The task
Pull out each line in the rows below that contains the string "watermark", copying every such line in full.

★ ★ ★ ★ ★

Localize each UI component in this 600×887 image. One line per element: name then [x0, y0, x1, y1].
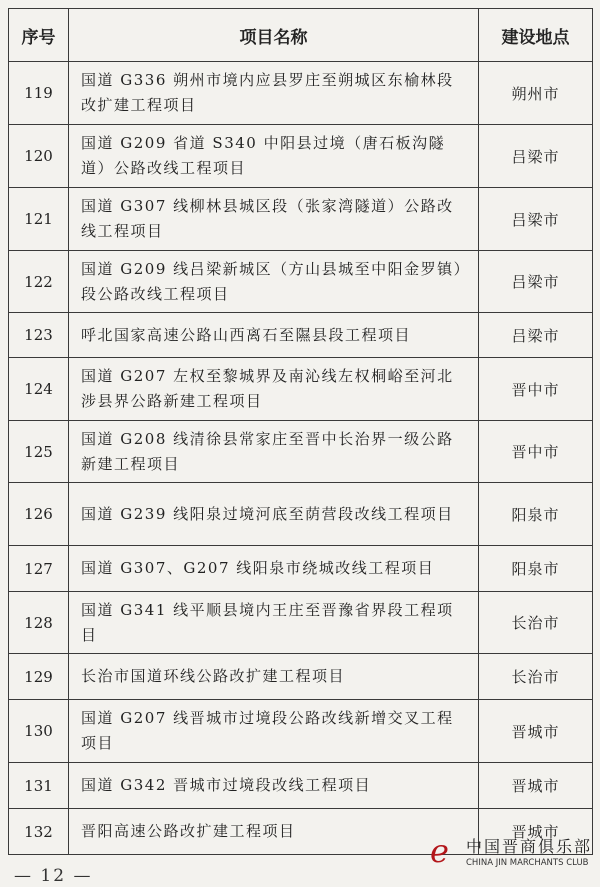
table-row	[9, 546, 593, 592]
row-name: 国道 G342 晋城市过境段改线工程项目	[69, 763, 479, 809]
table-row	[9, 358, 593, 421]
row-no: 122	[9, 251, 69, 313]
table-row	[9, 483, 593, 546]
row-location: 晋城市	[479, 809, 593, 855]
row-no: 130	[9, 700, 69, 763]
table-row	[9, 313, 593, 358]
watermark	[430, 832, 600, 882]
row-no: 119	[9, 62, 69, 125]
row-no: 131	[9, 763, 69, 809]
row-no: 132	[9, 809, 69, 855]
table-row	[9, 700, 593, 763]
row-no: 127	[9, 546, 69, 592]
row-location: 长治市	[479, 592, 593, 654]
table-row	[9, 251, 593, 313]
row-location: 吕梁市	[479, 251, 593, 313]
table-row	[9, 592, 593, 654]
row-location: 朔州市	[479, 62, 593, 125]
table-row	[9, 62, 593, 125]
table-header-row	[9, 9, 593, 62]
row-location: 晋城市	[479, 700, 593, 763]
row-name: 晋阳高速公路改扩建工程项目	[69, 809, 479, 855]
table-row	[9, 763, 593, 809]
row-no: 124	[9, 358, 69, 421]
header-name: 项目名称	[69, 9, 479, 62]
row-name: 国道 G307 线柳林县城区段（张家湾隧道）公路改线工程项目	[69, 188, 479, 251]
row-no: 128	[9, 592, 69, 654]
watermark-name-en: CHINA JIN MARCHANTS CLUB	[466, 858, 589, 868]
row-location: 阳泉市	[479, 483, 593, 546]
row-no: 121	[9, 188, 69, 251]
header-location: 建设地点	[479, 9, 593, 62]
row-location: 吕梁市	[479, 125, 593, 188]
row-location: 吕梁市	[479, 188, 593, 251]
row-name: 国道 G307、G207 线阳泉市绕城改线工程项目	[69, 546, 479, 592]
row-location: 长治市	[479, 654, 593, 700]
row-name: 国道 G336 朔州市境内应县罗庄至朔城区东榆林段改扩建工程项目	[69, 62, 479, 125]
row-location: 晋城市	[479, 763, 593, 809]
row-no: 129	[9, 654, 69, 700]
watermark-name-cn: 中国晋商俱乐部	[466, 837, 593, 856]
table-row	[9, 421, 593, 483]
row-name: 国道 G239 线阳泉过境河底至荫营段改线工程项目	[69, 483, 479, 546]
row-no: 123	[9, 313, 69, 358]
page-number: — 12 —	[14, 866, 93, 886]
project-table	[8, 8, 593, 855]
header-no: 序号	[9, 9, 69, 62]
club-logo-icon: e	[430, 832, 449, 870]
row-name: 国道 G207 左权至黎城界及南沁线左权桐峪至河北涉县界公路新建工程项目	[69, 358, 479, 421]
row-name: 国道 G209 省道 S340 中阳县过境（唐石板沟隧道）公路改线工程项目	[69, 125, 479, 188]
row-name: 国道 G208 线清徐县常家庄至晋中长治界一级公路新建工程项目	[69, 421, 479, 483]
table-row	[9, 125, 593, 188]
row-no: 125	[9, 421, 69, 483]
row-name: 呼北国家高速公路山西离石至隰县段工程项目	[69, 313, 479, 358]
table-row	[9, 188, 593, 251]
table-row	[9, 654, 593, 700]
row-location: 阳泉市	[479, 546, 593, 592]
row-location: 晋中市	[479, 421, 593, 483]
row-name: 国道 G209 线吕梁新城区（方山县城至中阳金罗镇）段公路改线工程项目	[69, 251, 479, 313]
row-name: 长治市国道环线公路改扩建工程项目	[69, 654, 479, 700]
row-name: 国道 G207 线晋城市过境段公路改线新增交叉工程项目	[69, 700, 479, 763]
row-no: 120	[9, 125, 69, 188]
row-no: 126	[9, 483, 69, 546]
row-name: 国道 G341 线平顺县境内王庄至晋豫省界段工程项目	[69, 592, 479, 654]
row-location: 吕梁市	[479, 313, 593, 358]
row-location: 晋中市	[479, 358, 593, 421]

★ ★ ★ ★ ★

The completed task
watermark	[430, 832, 600, 882]
watermark-name-en: CHINA JIN MARCHANTS CLUB	[466, 858, 589, 868]
watermark-name-cn: 中国晋商俱乐部	[466, 837, 593, 856]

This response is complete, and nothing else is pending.